[Data entries for graphics]
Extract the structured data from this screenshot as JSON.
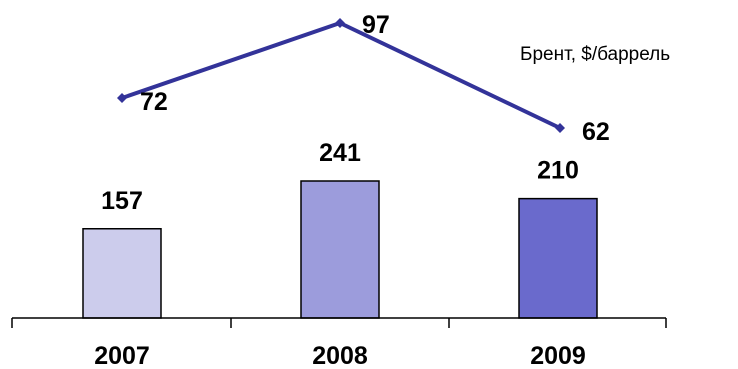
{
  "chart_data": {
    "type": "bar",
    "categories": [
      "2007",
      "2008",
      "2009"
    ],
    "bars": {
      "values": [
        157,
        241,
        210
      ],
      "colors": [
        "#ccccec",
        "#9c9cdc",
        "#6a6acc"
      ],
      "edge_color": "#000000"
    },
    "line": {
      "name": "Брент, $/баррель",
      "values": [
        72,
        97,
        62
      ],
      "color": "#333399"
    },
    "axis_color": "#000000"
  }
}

Task requirements: Pictures are to be left out; all else in the entries above is to be quoted exactly.

In response:
Extract the structured data from this screenshot as JSON.
{
  "chart_data": {
    "type": "bar",
    "categories": [
      "2007",
      "2008",
      "2009"
    ],
    "bars": {
      "values": [
        157,
        241,
        210
      ],
      "colors": [
        "#ccccec",
        "#9c9cdc",
        "#6a6acc"
      ],
      "edge_color": "#000000"
    },
    "line": {
      "name": "Брент, $/баррель",
      "values": [
        72,
        97,
        62
      ],
      "color": "#333399"
    },
    "axis_color": "#000000"
  }
}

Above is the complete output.